WHAT YOU SHOULD DO: Below are the records; pull every line that includes "name".
***
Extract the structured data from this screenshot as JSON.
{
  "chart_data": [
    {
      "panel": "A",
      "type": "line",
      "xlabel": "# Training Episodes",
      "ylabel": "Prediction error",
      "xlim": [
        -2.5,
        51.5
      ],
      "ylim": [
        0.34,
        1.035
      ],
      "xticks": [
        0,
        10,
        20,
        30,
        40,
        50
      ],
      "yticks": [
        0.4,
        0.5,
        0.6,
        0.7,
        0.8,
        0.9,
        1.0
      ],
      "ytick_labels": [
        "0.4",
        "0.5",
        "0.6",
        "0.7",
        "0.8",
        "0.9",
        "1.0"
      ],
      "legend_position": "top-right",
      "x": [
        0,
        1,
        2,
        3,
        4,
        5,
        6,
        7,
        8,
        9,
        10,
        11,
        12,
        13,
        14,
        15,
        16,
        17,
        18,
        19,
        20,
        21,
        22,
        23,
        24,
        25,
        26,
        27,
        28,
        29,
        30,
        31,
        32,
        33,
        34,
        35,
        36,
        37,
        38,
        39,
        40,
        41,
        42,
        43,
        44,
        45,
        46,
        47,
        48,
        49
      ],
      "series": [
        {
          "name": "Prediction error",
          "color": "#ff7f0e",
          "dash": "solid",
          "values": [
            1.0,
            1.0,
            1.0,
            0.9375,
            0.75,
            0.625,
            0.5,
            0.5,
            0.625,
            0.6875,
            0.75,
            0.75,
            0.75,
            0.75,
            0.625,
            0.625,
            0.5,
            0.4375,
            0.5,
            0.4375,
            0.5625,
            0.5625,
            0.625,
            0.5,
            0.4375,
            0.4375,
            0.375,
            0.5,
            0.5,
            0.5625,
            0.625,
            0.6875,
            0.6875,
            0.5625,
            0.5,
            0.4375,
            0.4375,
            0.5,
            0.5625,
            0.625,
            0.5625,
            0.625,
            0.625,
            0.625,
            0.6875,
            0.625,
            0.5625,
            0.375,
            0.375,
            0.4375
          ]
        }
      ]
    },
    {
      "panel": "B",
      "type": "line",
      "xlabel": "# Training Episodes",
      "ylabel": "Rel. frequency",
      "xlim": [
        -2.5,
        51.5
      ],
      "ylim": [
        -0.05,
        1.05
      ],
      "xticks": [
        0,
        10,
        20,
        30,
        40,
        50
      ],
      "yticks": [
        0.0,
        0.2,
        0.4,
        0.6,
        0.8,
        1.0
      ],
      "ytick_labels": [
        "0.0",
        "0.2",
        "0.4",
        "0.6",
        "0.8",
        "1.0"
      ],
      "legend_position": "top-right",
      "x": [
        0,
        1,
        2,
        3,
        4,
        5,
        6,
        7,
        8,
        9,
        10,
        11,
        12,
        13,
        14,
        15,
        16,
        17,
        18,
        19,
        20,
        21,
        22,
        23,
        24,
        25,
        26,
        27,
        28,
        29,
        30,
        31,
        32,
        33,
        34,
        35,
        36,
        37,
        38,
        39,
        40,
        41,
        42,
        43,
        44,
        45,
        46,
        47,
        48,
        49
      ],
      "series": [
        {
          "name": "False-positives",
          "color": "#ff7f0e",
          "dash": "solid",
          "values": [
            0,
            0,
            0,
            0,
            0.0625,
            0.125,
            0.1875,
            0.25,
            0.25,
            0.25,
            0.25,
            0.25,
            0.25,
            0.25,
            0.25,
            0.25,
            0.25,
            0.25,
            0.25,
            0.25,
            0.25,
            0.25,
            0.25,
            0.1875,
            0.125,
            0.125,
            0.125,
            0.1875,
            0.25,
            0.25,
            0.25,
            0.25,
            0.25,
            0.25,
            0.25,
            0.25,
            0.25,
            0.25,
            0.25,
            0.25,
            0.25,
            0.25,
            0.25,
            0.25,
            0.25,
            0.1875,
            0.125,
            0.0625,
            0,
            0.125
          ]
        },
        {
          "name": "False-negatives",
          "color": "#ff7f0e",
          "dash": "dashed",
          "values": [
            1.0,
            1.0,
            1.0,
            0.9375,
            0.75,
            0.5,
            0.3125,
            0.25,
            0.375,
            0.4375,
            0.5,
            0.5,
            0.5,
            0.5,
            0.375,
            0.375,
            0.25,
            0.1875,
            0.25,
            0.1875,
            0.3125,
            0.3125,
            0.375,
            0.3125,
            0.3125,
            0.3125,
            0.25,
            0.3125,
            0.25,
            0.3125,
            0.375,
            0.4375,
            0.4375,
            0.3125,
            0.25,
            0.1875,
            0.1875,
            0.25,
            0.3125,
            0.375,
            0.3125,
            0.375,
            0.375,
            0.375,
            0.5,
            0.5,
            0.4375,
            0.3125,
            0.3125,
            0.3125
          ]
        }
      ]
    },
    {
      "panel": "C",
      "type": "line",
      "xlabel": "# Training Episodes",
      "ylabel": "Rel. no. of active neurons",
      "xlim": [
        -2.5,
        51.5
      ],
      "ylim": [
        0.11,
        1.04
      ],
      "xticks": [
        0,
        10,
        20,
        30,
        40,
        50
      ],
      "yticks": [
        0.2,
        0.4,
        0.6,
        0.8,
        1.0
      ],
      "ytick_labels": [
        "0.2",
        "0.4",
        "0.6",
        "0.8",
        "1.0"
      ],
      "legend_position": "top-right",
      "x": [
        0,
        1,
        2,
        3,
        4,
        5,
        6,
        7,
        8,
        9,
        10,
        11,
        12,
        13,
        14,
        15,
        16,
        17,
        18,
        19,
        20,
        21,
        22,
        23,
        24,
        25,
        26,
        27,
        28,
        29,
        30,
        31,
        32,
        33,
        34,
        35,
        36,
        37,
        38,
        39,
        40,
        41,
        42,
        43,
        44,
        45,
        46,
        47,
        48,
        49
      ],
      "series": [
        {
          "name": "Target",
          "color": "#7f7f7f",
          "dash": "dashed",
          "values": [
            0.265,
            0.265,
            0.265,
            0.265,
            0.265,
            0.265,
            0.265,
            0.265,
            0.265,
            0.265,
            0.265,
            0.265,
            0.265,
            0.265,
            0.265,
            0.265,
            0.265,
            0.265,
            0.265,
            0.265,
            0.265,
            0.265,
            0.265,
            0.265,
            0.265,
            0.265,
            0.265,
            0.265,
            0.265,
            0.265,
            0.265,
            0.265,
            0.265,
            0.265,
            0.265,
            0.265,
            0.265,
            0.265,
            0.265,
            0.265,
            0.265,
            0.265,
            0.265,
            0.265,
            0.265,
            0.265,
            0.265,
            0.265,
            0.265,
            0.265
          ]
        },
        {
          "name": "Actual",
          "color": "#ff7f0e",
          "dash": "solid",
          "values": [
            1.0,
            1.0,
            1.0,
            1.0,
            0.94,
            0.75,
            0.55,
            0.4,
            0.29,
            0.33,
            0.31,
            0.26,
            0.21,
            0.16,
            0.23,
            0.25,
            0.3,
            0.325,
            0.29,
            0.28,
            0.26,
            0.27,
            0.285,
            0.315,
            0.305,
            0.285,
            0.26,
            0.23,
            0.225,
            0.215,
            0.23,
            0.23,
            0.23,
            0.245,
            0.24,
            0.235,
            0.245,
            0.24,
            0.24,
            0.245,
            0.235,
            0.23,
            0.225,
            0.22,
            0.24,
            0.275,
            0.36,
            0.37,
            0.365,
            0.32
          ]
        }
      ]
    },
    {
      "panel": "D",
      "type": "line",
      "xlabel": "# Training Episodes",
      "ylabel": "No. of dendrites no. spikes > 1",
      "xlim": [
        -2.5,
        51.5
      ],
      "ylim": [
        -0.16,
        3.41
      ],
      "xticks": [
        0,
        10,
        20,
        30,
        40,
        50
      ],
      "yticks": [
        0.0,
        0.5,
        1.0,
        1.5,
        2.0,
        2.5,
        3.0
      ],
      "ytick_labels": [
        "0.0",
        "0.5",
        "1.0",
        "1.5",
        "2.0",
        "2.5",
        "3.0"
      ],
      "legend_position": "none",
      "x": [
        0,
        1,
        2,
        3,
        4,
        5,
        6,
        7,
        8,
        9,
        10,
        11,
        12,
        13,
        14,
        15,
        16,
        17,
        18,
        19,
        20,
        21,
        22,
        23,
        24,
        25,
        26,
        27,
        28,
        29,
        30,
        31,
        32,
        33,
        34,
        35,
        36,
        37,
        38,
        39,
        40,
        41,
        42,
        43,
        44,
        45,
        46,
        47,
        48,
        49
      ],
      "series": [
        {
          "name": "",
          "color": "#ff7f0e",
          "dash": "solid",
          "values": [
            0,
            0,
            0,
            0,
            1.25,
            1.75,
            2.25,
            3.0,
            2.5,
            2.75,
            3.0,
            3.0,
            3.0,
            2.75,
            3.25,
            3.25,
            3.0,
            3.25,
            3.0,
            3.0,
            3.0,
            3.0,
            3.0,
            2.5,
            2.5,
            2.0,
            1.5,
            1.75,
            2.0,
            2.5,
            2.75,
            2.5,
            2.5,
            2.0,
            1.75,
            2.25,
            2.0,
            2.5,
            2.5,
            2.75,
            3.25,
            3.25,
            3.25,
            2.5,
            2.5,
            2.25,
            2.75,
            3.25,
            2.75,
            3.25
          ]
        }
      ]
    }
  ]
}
***
EXPECTED ANSWER:
          "name": "Prediction error",
          "name": "False-positives",
          "name": "False-negatives",
          "name": "Target",
          "name": "Actual",
          "name": "",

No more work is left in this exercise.